Aproveitem a quarentena, famílias empresárias

“Aproveitar este momento para revisitar o seu modelo de convivência e repensar relações pode ser uma boa prática neste momento de clausura”, orienta Lanz | Foto: Freepik

*Por Thomas Lanz

Estamos experimentando situações nunca antes imaginadas ou vivenciadas aqui em nosso país em decorrência da pandemia do coronavírus. Algumas medidas já decretadas pelas autoridades irão, pelo menos temporariamente, mudar o curso de nosso cotidiano, sem falar dos milhões de estabelecimentos comerciais, de prestação de serviços e industriais que igualmente serão afetados em menor ou maior escala pelo vírus, que se alastra numa velocidade incrível globo afora.

DADOS ARMAZENADOS →
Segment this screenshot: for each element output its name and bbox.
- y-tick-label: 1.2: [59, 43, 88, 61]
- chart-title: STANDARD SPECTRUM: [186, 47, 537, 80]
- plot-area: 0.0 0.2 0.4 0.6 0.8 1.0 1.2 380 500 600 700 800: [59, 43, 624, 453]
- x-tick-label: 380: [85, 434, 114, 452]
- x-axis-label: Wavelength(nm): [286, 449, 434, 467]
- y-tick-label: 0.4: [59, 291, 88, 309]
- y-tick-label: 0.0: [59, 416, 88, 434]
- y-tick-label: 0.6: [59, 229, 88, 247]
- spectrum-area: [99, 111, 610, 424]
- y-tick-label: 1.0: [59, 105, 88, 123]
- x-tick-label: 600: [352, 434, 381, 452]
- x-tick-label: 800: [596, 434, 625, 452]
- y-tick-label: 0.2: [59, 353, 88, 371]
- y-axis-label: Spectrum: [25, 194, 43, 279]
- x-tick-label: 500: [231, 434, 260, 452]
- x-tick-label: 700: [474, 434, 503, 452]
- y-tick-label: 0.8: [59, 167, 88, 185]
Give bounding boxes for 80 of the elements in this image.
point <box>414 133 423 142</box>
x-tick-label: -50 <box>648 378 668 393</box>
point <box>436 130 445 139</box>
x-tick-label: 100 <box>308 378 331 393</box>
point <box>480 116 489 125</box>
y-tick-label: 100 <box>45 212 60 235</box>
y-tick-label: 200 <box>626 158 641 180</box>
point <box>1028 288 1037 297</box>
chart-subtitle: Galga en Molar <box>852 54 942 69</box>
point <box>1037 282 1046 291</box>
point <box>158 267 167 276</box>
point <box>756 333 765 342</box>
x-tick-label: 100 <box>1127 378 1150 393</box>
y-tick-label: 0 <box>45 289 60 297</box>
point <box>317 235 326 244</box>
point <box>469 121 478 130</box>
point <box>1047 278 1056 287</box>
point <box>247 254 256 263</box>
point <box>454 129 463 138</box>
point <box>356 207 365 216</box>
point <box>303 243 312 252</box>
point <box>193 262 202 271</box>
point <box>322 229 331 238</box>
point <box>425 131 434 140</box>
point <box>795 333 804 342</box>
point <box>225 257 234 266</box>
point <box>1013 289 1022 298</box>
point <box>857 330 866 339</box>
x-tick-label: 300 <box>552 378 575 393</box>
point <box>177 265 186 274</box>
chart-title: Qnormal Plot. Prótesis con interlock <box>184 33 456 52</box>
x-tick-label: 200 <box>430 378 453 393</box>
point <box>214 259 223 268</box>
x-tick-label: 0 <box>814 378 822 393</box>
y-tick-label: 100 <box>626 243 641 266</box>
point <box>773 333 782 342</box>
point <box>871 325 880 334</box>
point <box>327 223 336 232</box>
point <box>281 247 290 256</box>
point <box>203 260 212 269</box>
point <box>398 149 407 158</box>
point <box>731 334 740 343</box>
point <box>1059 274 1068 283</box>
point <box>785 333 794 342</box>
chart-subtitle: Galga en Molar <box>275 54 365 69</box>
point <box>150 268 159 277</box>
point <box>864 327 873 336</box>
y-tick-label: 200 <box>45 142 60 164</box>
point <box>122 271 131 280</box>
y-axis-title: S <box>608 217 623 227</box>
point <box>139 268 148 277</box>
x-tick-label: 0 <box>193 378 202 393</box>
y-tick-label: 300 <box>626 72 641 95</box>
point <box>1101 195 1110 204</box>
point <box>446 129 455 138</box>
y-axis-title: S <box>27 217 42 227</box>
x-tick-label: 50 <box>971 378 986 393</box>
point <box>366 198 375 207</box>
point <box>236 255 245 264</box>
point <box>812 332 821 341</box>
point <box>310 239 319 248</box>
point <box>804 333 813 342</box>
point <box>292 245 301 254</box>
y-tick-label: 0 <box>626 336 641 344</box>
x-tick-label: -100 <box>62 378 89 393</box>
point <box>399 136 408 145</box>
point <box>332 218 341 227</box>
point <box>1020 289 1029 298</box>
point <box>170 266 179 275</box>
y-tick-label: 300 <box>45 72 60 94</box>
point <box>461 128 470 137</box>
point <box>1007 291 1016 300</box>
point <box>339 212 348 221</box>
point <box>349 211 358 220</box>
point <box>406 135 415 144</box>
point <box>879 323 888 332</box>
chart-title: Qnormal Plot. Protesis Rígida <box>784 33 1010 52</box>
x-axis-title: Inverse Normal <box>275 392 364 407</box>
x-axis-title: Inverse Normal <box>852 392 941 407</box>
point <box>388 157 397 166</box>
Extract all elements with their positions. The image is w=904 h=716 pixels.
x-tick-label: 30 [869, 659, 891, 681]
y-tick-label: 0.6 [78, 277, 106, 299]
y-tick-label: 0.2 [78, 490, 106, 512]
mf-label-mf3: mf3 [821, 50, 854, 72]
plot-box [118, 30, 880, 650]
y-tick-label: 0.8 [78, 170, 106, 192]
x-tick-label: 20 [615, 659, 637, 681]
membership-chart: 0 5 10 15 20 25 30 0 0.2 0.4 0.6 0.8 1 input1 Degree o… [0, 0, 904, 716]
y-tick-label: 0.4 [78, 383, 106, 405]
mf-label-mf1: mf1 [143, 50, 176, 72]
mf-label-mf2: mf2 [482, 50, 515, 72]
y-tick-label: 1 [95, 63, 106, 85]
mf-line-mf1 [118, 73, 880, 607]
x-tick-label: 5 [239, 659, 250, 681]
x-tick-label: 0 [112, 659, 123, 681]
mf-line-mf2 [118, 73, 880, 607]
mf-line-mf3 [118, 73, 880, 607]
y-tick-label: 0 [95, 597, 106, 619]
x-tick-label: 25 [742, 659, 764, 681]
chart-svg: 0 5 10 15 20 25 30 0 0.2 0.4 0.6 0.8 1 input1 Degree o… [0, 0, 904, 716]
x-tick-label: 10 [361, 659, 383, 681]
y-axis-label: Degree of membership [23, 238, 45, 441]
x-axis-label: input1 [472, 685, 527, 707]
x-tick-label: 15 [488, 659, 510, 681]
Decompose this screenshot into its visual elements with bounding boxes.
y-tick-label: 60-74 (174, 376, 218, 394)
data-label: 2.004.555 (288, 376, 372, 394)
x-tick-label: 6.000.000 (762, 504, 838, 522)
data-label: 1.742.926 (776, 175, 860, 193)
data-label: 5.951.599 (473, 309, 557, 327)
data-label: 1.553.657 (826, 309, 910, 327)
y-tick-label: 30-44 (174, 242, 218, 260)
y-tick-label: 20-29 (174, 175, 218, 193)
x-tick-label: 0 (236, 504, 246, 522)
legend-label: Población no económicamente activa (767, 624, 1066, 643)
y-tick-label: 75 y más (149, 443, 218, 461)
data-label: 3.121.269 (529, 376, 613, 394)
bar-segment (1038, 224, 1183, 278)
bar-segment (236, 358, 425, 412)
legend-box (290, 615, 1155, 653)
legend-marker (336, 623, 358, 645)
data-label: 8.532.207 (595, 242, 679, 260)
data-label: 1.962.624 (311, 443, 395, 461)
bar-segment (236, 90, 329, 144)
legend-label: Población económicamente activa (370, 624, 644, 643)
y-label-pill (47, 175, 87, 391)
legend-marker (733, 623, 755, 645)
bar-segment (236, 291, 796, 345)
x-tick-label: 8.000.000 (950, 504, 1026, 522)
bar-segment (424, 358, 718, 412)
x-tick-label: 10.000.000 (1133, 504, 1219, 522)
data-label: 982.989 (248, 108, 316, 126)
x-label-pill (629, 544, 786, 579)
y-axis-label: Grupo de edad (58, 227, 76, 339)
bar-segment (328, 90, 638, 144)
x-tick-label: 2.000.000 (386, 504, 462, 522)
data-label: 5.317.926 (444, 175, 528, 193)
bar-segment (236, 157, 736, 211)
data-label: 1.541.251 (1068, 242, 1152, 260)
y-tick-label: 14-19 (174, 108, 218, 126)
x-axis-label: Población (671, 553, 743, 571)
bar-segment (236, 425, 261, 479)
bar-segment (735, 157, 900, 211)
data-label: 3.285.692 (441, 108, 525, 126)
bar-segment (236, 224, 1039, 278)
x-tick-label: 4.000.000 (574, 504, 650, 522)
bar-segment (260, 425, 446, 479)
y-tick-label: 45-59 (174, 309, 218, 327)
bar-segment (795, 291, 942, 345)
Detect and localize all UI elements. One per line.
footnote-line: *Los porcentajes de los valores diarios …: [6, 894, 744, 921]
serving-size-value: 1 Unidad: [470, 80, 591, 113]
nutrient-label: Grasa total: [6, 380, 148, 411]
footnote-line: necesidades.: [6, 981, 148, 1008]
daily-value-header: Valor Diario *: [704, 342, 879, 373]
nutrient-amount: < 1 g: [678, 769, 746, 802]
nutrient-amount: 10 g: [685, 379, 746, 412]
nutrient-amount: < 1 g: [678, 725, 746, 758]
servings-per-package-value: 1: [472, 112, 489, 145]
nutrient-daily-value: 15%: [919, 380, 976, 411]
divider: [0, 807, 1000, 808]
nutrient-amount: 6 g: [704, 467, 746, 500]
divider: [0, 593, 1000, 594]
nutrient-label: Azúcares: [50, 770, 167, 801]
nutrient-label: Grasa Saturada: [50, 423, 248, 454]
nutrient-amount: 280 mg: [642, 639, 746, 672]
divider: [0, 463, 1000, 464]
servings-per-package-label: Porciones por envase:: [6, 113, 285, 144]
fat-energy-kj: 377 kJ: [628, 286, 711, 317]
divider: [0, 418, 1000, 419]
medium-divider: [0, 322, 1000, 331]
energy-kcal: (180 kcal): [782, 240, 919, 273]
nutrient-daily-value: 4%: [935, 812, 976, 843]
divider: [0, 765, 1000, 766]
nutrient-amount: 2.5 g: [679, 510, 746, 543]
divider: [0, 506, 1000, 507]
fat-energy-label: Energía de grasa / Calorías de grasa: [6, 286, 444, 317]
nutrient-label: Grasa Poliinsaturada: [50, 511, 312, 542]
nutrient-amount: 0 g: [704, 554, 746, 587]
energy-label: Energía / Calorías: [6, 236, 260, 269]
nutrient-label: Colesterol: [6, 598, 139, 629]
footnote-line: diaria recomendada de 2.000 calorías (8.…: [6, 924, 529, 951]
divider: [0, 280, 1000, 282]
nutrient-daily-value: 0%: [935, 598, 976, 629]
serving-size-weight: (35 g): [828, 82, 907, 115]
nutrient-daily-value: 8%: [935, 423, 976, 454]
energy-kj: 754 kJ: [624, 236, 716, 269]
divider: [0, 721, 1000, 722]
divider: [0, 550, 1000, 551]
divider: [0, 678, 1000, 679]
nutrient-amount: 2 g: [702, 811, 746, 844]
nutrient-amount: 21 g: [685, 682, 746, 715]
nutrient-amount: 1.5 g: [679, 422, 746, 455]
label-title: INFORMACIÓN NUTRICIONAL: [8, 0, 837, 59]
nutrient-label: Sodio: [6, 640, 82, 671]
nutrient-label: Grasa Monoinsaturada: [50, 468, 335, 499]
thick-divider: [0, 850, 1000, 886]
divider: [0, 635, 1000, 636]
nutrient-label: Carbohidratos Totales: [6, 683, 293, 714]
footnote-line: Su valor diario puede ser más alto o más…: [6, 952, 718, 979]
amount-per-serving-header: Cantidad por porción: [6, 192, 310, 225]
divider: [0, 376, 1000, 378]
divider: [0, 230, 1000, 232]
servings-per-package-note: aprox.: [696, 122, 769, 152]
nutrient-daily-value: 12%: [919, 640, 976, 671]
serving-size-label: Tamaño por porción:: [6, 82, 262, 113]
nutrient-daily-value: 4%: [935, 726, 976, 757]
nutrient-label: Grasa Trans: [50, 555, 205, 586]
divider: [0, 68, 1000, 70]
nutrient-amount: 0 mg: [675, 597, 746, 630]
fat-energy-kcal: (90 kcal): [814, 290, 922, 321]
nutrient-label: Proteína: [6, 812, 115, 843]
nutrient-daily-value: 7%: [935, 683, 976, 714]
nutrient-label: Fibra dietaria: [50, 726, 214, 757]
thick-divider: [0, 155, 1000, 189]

ITEM DE TRABALHO A →
Atualize o trecho do texto sobre a quarentena que começa com as palavras que contêm "Estamos experimentando situações" e termina com "incrível globo afora.". Troque "coronavírus" por "covid-19".
ITEM DE TRABALHO B →
Responda com base no texto sobre a quarentena:
(i) Quem assina o texto?
(ii) De que site é a foto?
(iii) Qual pandemia o texto cita?
ITEM DE TRABALHO C →
Diga se cada frase está de acordo com o texto sobre a quarentena:
(i) As medidas decretadas pelas autoridades vão mudar o cotidiano para sempre.
(ii) O vírus se espalha devagar pelo mundo.
(iii) Repensar relações pode ser uma boa prática durante a clausura.

RESPOSTA DO EXERCÍCIO A →
Estamos experimentando situações nunca antes imaginadas ou vivenciadas aqui em nosso país em decorrência da pandemia do covid-19. Algumas medidas já decretadas pelas autoridades irão, pelo menos temporariamente, mudar o curso de nosso cotidiano, sem falar dos milhões de estabelecimentos comerciais, de prestação de serviços e industriais que igualmente serão afetados em menor ou maior escala pelo vírus, que se alastra numa velocidade incrível globo afora.

RESPOSTA DO EXERCÍCIO B →
(i) Thomas Lanz.
(ii) Freepik.
(iii) A pandemia do coronavírus.

RESPOSTA DO EXERCÍCIO C →
(i) Não: "pelo menos temporariamente, mudar o curso de nosso cotidiano".
(ii) Não: "que se alastra numa velocidade incrível globo afora".
(iii) Sim: "repensar relações pode ser uma boa prática neste momento de clausura".